◆ WHAT YOU WILL DO
Give the records from the line containing "I need the location" through the line containing "207, 189, 216]" as a JSON list of strings, one string per line, with blank lines omitted.
**** RECORD EXTRACTS
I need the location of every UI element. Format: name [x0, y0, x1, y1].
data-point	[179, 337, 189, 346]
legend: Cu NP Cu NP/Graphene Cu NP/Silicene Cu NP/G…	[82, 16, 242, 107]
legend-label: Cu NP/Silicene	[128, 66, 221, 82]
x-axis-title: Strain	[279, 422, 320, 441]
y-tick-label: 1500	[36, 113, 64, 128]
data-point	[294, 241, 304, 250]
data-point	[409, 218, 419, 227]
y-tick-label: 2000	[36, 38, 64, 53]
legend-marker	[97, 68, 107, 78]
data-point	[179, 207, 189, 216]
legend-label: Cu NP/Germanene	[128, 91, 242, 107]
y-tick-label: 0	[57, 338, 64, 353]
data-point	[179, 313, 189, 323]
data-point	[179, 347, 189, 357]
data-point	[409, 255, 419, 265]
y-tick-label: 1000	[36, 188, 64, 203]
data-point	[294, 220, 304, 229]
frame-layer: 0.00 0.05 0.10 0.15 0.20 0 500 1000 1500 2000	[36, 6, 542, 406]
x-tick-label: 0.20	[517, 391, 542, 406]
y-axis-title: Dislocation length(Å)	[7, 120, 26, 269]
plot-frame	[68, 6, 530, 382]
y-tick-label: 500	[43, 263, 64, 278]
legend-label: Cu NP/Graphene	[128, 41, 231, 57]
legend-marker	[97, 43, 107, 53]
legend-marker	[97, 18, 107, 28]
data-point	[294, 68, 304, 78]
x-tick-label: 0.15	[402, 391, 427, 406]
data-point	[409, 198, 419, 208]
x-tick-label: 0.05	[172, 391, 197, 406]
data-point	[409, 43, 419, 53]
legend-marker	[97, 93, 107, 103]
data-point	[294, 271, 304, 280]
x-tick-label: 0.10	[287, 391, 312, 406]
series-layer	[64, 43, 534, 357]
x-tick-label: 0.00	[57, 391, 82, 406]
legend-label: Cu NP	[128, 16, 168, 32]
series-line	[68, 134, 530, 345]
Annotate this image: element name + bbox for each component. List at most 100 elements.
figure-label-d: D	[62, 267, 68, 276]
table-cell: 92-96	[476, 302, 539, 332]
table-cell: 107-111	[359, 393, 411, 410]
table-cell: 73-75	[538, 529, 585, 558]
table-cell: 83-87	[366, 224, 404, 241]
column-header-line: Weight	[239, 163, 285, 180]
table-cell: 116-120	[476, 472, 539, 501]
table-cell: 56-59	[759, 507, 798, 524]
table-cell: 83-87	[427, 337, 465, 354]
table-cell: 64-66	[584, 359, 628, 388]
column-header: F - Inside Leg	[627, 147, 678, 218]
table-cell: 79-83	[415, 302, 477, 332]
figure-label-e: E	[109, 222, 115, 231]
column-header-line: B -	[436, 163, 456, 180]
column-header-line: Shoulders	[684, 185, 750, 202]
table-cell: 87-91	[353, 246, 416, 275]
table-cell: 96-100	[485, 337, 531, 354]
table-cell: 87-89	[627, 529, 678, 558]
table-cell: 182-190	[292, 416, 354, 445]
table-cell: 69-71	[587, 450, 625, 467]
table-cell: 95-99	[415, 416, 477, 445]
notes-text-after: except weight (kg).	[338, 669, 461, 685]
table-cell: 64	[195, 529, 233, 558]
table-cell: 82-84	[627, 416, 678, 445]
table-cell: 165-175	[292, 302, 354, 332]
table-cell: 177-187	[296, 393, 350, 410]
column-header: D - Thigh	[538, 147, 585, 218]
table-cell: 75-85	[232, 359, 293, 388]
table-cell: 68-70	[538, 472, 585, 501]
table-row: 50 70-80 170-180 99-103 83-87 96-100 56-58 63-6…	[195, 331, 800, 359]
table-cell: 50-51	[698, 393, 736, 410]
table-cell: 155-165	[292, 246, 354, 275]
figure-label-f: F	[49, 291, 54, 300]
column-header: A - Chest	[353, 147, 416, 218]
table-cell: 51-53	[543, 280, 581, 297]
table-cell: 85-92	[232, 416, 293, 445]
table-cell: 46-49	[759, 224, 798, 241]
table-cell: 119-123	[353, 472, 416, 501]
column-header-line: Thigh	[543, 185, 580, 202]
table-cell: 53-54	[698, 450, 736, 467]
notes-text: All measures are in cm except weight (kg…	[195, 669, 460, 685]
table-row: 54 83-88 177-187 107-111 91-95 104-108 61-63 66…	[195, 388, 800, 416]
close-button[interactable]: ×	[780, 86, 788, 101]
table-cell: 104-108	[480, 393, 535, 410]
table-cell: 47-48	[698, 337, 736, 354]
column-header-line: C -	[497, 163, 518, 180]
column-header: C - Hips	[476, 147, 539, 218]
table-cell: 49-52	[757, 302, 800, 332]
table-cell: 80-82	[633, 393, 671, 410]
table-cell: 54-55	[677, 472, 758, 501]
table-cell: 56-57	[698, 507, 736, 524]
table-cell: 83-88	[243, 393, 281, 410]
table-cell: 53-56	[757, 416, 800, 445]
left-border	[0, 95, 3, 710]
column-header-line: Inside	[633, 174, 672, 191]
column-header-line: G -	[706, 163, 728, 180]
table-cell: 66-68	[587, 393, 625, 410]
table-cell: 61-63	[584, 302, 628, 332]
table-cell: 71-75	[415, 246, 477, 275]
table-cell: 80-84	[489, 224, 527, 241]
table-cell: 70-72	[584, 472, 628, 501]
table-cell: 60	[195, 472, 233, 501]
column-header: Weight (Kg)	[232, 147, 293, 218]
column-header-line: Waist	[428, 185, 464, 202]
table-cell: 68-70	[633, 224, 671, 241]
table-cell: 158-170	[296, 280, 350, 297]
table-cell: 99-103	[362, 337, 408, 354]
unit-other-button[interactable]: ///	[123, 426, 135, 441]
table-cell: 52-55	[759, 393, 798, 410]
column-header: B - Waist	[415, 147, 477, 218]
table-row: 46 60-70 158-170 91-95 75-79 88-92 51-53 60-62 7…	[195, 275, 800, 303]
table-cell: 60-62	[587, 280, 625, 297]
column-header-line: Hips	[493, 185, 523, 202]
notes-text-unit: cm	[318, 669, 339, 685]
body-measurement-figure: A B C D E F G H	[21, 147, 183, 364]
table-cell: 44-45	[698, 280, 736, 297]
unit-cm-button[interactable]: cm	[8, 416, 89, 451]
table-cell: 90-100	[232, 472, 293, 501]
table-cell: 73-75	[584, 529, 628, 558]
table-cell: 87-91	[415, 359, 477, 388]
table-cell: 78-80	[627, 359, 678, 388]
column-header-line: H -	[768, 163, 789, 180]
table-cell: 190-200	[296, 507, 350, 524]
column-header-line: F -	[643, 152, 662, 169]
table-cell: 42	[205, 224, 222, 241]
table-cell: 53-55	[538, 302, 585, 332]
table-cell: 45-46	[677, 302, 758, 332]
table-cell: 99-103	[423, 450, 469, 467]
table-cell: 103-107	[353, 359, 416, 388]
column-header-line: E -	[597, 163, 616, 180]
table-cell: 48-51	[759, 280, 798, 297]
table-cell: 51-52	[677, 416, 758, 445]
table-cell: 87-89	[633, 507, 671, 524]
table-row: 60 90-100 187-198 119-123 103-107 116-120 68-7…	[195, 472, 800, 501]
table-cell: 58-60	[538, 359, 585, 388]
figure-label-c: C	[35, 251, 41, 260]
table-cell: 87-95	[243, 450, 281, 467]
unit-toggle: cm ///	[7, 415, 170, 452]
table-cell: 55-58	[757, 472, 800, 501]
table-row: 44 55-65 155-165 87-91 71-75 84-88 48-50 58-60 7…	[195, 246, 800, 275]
********
**** RECORD EXTRACTS
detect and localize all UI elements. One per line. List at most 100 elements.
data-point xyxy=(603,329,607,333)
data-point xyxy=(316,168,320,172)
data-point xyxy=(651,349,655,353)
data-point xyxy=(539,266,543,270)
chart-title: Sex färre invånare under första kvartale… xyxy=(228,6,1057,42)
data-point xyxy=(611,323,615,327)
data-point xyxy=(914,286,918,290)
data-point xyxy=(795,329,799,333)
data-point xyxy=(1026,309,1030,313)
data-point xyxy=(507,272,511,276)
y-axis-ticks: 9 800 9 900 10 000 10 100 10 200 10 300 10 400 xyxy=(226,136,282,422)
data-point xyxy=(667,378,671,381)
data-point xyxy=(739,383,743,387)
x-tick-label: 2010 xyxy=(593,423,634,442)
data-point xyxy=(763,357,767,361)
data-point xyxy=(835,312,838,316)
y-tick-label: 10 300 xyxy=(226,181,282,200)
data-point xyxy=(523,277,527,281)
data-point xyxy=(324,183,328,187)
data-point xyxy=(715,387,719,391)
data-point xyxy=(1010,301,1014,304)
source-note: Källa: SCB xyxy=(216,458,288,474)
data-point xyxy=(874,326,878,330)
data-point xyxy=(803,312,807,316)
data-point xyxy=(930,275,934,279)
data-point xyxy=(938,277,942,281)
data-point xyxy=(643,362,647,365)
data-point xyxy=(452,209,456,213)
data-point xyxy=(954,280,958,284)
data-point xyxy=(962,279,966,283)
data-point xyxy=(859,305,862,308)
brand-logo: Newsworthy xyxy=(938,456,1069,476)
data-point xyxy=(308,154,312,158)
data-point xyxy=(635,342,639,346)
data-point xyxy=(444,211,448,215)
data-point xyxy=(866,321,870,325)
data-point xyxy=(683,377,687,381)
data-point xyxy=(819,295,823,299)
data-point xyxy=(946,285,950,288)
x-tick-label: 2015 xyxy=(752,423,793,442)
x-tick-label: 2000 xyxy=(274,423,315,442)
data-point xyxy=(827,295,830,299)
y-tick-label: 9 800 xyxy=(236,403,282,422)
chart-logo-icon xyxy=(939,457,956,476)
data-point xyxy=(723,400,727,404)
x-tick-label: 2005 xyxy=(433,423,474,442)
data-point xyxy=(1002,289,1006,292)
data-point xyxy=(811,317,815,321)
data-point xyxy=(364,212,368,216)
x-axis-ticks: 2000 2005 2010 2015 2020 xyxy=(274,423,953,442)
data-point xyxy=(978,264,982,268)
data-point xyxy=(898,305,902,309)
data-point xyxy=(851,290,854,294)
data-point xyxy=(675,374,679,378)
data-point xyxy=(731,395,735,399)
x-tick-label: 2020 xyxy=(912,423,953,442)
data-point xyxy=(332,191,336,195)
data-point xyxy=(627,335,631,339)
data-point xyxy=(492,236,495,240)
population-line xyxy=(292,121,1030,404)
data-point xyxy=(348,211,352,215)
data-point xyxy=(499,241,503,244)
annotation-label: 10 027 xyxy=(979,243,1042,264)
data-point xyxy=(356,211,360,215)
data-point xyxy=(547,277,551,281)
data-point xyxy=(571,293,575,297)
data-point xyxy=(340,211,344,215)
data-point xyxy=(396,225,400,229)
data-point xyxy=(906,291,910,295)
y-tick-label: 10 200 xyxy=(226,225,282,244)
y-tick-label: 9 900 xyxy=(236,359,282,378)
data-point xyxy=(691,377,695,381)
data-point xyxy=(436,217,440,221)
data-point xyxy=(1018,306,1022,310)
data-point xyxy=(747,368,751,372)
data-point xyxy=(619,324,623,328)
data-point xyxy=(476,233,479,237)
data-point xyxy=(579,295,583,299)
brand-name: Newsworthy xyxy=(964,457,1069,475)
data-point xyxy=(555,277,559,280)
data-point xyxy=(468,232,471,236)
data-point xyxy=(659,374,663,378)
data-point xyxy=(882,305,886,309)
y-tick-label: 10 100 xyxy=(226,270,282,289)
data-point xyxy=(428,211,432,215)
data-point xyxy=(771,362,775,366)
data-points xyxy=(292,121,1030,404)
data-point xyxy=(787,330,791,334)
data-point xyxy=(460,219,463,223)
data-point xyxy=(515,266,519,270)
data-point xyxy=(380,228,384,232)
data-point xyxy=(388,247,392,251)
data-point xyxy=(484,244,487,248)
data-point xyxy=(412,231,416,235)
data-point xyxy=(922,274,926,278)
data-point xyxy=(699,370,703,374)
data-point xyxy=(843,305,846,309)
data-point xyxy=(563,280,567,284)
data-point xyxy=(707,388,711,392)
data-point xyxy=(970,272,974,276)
********
**** RECORD EXTRACTS
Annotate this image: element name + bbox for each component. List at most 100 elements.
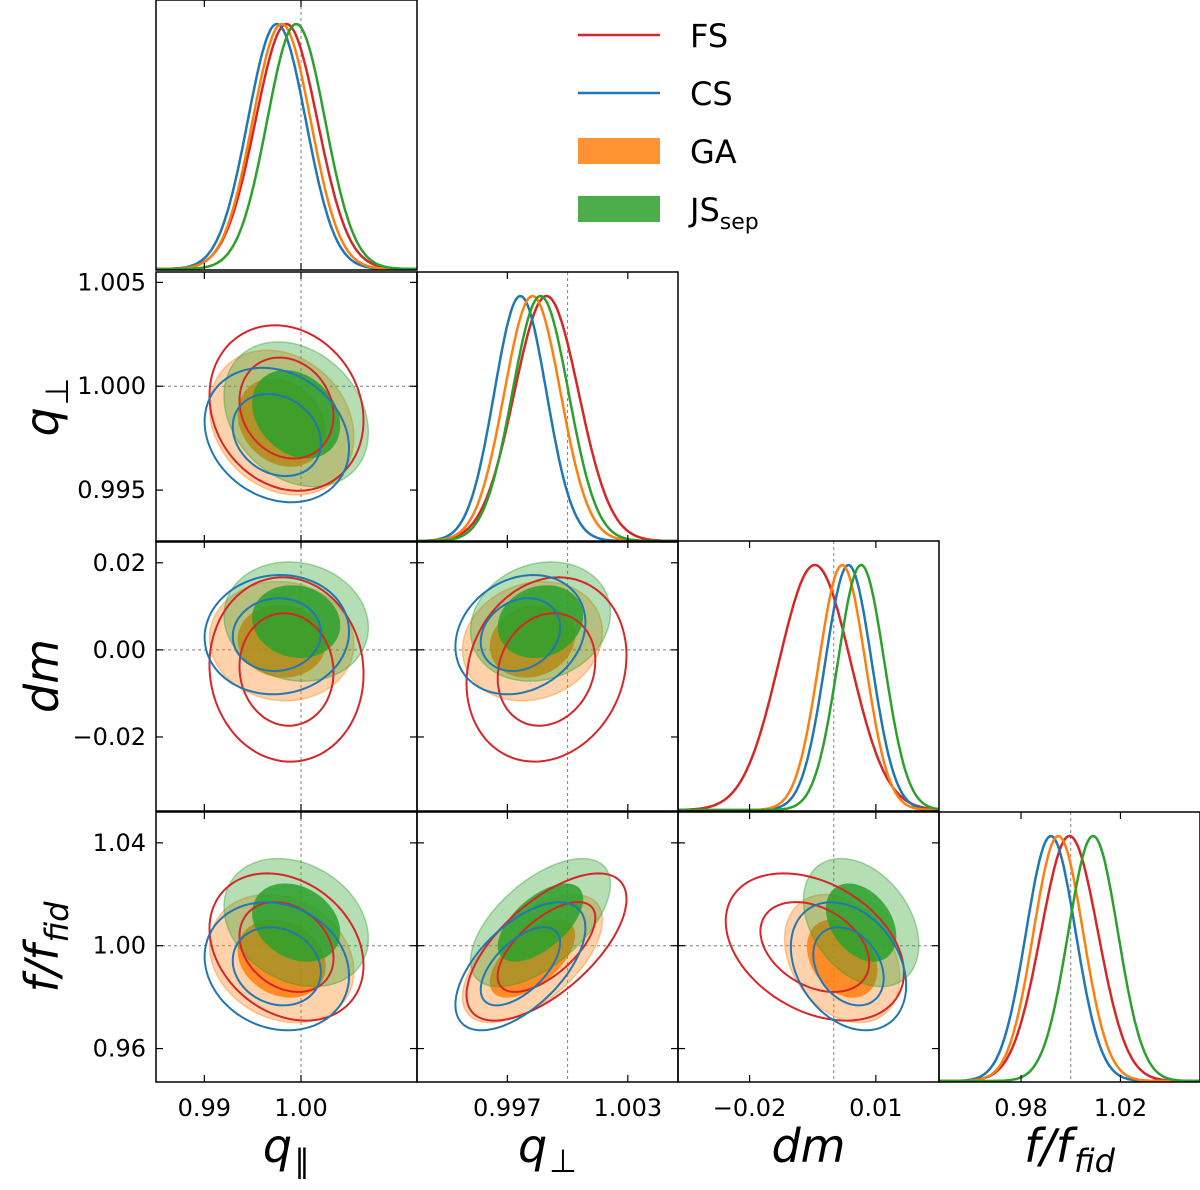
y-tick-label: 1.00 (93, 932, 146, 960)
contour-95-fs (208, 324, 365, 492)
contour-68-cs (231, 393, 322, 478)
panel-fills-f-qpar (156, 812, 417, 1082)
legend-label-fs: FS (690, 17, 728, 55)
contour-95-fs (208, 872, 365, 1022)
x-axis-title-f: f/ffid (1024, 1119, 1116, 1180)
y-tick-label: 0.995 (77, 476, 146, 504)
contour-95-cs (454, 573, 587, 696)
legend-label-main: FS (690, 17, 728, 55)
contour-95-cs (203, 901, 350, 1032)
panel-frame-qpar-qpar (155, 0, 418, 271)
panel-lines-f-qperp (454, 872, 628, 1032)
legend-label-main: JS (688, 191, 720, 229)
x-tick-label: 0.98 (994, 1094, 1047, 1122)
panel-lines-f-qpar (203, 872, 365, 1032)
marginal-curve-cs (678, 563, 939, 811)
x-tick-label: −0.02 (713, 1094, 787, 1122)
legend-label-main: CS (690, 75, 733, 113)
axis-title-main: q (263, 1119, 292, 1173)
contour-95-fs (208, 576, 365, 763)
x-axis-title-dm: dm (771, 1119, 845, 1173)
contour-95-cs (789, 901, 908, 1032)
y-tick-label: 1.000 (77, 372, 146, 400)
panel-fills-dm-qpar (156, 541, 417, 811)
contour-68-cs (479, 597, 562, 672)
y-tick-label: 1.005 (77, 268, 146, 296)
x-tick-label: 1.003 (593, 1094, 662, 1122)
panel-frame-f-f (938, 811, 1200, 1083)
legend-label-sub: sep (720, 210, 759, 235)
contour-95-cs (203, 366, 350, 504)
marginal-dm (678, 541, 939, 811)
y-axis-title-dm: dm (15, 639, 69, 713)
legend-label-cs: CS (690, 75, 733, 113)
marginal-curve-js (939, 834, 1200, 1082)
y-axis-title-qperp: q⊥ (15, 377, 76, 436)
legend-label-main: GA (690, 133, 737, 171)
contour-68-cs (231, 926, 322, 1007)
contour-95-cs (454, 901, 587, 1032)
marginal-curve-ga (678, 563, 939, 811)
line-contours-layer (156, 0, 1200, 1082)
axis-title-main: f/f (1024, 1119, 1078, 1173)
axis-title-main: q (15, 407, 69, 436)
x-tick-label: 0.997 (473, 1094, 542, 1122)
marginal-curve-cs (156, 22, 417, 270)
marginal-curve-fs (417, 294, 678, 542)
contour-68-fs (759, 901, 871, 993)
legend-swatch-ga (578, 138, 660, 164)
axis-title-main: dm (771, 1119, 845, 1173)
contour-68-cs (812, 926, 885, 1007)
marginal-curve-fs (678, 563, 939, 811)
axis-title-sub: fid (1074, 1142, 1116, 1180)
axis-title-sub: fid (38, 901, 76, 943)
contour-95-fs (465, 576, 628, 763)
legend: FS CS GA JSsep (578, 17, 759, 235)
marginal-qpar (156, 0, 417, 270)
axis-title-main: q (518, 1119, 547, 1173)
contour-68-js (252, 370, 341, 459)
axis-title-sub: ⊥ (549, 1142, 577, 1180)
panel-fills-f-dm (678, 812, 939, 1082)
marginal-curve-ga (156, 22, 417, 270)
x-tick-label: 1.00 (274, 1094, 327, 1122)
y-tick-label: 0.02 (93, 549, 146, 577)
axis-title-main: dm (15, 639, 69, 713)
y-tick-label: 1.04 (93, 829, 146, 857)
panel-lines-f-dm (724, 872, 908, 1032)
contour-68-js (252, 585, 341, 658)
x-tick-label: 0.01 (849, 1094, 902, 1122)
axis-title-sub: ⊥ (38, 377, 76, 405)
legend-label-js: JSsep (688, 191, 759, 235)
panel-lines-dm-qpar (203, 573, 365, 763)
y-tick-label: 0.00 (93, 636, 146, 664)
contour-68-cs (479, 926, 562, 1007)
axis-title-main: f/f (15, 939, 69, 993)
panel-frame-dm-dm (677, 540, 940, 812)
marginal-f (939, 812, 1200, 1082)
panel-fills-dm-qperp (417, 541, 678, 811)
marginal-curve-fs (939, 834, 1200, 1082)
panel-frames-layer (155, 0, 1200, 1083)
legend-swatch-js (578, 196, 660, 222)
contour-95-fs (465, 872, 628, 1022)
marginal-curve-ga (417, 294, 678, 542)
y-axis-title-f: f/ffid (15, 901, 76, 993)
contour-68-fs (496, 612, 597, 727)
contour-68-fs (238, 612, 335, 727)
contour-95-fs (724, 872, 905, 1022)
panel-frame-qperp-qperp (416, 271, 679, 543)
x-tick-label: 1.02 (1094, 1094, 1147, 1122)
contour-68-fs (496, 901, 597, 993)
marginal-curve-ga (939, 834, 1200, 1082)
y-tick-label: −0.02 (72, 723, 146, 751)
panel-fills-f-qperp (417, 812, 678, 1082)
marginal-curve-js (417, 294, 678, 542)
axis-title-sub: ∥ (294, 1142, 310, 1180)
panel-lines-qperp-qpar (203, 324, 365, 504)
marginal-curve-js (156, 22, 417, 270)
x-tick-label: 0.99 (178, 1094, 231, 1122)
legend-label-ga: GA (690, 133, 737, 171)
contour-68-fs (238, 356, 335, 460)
********
◆ SOLUTION FOR THIS PROBLEM
[
  "I need the location of every UI element. Format: name [x0, y0, x1, y1].",
  "data-point\t[179, 337, 189, 346]",
  "legend: Cu NP Cu NP/Graphene Cu NP/Silicene Cu NP/G…\t[82, 16, 242, 107]",
  "legend-label: Cu NP/Silicene\t[128, 66, 221, 82]",
  "x-axis-title: Strain\t[279, 422, 320, 441]",
  "y-tick-label: 1500\t[36, 113, 64, 128]",
  "data-point\t[294, 241, 304, 250]",
  "data-point\t[409, 218, 419, 227]",
  "y-tick-label: 2000\t[36, 38, 64, 53]",
  "legend-marker\t[97, 68, 107, 78]",
  "data-point\t[179, 207, 189, 216]"
]